Rows from a figure dataset:
= = = =
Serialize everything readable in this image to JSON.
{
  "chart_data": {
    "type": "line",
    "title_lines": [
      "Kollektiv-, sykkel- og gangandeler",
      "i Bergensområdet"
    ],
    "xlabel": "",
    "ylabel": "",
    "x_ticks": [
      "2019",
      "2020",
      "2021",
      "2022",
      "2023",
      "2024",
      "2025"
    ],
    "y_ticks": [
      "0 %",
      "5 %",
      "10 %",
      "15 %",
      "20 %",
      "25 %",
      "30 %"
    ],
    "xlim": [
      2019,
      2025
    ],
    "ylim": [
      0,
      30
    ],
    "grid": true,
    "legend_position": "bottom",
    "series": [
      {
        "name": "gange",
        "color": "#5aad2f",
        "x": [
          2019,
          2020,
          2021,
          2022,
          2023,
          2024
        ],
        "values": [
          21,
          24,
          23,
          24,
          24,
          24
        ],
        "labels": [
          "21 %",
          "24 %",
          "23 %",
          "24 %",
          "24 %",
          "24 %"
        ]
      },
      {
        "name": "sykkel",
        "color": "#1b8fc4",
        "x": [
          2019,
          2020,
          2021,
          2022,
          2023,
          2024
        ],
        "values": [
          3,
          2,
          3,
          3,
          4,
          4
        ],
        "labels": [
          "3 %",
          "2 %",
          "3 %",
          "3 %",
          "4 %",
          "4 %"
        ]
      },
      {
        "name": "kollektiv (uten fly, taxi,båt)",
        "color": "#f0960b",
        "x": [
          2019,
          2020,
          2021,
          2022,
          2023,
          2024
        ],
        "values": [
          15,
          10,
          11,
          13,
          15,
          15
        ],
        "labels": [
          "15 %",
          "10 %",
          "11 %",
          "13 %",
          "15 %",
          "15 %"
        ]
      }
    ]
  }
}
= = = =
» What to work on: Check each line above for the word "name", and copy the lines where it appears.

» Answer to the problem:
        "name": "gange",
        "name": "sykkel",
        "name": "kollektiv (uten fly, taxi,båt)",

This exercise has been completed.